▸ **THE REQUEST**
State how many lines of the listing below include the word "Comp". Give only the number.

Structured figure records

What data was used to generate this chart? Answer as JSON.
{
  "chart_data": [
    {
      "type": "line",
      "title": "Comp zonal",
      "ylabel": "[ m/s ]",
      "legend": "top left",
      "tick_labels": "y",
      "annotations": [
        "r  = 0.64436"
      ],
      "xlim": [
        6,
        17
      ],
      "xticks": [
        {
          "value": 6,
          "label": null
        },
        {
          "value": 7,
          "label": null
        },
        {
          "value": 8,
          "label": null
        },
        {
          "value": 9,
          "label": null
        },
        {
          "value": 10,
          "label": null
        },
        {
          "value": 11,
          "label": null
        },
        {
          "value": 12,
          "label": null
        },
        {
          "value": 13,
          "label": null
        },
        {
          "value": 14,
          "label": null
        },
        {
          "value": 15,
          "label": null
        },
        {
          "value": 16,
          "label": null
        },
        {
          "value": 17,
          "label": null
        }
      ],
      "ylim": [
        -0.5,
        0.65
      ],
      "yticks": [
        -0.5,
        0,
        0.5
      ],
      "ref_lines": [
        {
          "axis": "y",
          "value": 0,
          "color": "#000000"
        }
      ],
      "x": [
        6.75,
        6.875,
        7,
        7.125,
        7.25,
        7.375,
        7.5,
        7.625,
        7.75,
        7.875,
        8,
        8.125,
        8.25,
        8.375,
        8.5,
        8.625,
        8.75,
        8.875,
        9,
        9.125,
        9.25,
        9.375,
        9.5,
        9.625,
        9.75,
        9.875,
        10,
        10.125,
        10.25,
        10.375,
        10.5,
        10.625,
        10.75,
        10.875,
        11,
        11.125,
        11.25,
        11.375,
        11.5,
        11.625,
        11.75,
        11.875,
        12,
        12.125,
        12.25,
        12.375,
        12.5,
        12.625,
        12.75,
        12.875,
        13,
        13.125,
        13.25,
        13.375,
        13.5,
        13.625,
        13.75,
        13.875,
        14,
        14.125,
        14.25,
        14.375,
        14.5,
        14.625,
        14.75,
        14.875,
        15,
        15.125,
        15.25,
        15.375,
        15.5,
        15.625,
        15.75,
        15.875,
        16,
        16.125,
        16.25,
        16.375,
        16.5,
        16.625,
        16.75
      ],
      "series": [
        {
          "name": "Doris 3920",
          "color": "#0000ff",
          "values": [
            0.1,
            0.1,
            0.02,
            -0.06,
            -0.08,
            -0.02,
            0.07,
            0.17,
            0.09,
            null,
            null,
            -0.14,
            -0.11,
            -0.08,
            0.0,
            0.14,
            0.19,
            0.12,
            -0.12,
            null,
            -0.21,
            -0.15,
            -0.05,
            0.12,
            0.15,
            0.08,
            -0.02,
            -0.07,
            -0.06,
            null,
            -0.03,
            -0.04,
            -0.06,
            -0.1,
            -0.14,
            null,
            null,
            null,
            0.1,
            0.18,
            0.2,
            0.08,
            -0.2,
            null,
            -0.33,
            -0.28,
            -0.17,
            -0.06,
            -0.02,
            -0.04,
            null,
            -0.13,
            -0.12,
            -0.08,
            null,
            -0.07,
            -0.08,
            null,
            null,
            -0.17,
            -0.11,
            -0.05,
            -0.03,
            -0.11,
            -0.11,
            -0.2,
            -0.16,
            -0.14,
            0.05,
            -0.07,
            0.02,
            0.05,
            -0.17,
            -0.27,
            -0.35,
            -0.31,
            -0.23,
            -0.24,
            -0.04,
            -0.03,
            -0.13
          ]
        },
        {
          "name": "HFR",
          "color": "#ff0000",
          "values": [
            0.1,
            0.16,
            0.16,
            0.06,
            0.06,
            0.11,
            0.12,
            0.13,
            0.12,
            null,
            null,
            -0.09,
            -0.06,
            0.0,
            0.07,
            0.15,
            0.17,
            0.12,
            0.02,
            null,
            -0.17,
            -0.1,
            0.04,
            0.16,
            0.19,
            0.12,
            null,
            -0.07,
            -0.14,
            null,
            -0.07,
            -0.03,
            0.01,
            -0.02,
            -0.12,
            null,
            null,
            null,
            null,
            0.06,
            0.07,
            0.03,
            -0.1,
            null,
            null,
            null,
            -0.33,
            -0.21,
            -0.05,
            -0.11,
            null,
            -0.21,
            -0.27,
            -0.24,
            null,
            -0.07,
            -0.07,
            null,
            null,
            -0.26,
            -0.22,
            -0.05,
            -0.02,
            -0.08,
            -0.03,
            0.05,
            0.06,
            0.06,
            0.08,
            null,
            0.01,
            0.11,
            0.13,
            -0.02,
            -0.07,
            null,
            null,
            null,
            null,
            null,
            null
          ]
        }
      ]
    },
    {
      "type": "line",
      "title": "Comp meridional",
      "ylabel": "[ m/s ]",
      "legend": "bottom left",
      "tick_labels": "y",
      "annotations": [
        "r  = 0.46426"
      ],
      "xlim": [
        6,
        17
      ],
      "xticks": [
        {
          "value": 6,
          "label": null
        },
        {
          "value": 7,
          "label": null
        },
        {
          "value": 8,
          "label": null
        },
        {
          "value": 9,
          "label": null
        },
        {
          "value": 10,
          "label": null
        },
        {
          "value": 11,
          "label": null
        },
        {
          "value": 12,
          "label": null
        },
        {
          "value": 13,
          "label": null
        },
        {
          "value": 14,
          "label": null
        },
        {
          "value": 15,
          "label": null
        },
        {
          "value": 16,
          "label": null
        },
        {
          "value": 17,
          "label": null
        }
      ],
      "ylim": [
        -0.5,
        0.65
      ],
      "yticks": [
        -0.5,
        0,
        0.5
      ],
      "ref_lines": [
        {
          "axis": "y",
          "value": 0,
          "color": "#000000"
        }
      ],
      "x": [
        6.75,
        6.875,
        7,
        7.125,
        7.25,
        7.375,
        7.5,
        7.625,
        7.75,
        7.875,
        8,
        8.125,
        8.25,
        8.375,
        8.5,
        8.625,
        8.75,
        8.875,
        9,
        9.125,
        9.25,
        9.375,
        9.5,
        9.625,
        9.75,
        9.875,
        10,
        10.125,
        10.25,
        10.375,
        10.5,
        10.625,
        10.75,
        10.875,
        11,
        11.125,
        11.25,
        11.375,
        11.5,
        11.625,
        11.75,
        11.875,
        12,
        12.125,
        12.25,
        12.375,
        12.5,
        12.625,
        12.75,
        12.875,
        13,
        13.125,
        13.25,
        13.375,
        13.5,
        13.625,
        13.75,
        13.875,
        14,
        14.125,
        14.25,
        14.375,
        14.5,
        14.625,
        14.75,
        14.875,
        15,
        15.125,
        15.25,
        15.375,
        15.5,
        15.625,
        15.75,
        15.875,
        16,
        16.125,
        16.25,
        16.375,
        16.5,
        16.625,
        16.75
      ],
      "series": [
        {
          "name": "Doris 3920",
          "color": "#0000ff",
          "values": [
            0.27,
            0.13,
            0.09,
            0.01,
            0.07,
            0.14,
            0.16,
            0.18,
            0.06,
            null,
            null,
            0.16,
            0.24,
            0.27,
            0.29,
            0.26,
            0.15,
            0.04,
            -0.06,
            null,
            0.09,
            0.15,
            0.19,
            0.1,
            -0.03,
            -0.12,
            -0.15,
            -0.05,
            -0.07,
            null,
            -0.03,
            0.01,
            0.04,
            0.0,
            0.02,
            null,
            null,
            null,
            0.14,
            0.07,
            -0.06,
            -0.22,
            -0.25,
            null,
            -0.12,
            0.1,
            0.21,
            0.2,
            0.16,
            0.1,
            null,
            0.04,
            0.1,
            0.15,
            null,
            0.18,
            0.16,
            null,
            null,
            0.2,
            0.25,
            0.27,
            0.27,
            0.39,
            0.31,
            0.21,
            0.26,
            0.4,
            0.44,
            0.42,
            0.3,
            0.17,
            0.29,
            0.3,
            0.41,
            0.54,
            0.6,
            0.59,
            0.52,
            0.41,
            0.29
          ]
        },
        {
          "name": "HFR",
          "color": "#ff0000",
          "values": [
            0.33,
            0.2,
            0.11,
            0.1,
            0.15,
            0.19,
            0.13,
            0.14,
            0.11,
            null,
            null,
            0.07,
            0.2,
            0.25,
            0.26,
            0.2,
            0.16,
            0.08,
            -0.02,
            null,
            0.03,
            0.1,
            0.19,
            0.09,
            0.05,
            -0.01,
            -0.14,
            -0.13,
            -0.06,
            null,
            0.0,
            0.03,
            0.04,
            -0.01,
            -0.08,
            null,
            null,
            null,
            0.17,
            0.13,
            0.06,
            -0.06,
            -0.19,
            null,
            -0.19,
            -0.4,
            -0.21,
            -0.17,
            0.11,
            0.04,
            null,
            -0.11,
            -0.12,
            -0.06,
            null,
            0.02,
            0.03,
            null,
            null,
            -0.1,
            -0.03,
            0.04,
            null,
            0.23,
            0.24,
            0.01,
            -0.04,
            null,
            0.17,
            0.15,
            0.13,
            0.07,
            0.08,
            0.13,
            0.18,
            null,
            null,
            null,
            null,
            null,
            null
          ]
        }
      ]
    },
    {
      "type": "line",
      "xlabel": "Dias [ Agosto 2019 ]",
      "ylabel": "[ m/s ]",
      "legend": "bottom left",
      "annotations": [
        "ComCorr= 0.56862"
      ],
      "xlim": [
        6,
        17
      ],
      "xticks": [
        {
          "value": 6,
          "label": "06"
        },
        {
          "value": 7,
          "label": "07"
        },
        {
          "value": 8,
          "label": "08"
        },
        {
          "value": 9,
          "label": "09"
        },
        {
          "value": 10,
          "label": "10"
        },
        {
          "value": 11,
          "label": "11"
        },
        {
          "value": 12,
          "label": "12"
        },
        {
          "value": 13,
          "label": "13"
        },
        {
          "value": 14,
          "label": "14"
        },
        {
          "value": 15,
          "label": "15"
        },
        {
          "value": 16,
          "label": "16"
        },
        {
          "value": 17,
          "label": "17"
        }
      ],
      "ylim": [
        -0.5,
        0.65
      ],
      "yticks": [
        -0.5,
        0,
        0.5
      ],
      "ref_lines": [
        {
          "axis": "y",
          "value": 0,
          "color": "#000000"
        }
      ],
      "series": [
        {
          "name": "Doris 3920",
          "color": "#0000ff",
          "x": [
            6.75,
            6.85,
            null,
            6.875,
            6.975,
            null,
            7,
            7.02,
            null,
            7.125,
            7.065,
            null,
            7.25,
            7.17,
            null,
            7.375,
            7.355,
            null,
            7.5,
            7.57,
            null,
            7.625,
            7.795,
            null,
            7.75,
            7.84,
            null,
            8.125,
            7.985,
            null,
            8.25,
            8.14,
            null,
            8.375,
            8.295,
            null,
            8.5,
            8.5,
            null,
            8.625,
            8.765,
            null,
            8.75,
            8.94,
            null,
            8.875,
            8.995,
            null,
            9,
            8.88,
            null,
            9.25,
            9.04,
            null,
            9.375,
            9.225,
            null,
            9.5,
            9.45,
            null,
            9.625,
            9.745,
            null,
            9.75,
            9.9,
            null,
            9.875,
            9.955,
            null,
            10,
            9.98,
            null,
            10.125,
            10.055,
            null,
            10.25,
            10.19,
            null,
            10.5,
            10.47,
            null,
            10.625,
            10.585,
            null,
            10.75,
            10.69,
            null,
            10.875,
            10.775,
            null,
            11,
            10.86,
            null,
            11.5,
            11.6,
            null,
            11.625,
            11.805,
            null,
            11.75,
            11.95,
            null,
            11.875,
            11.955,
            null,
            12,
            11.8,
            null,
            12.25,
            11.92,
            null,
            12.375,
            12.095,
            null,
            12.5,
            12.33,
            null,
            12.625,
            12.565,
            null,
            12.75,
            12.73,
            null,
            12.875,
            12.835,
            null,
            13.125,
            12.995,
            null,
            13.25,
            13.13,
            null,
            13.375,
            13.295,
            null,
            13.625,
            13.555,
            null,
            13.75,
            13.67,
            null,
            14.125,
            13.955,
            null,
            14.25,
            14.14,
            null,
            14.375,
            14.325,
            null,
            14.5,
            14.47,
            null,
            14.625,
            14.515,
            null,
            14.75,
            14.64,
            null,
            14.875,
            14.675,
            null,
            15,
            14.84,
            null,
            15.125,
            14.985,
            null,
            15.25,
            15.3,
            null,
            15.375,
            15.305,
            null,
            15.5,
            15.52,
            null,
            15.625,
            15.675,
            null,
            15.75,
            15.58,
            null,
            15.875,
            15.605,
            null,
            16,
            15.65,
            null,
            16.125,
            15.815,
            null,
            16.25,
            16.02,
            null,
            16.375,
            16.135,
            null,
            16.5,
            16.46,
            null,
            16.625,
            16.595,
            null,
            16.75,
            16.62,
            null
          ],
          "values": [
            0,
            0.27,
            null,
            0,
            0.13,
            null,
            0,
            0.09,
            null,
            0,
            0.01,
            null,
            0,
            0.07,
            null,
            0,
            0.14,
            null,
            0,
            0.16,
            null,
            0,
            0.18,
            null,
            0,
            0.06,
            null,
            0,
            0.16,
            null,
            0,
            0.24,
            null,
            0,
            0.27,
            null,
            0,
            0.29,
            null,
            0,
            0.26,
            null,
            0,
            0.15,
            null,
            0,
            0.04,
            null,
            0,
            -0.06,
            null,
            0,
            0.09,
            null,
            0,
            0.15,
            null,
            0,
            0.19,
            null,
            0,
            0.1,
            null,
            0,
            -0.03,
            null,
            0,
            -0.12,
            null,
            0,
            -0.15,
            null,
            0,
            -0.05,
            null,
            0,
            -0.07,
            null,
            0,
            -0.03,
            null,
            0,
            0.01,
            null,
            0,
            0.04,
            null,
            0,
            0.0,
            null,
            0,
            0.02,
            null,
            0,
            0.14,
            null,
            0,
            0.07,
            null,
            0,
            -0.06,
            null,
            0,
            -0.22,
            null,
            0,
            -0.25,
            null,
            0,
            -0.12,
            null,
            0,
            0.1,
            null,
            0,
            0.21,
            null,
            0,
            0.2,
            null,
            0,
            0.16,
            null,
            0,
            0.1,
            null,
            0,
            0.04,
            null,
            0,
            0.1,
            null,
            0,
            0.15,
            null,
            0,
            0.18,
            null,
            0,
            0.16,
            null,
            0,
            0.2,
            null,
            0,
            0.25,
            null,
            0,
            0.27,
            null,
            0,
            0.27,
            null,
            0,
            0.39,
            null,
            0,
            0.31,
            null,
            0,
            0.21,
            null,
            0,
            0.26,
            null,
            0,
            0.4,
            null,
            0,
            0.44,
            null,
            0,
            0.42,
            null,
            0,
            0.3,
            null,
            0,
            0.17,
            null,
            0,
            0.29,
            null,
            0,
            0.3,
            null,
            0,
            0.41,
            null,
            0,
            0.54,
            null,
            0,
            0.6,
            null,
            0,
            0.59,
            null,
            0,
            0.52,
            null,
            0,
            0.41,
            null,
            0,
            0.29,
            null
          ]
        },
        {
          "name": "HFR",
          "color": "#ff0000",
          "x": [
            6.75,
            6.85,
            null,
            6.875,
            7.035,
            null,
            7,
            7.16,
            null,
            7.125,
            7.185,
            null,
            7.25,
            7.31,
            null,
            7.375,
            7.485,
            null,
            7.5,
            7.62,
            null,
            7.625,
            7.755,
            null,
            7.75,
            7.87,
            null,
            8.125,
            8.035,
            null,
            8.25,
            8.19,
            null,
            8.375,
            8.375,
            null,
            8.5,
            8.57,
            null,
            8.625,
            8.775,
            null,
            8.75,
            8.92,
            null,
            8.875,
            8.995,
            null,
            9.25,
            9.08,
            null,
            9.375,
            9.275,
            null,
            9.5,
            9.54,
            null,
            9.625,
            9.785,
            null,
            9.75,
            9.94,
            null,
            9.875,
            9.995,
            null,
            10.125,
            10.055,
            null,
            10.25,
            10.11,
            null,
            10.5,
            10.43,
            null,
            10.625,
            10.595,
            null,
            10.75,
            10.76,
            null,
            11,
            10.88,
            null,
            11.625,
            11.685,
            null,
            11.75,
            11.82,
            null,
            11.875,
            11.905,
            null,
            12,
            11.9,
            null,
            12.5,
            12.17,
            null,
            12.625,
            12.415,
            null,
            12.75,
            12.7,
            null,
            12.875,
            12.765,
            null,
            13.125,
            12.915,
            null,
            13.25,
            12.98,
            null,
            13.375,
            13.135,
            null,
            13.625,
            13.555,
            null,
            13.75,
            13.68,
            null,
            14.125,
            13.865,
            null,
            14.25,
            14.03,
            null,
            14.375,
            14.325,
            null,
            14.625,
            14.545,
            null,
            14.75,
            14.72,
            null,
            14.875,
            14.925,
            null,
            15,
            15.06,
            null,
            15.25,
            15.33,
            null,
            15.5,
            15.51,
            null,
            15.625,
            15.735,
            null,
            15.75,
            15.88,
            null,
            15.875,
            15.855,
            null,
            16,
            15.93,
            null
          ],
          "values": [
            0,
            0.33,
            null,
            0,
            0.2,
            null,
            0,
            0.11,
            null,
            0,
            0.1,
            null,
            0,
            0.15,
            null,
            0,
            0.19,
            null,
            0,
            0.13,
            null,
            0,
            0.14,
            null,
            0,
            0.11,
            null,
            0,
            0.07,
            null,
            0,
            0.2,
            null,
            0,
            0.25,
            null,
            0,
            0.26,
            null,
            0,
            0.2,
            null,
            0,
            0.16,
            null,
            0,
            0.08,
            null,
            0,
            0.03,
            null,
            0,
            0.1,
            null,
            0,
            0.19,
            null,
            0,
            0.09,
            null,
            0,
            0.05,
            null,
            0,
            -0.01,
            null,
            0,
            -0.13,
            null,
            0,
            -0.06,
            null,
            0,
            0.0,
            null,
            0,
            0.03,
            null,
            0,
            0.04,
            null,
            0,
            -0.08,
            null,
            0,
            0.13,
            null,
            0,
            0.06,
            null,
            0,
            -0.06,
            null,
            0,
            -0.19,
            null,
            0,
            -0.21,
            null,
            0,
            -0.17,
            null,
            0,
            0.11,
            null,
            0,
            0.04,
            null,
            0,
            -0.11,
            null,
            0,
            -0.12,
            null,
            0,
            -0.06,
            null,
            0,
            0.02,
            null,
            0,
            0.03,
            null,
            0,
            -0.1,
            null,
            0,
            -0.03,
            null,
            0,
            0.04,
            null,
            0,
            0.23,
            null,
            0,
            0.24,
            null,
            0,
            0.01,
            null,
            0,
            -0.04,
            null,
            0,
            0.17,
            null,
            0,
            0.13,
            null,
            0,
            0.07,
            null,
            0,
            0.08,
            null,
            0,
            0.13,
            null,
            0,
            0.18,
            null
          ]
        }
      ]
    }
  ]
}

▸ **RESULT**
2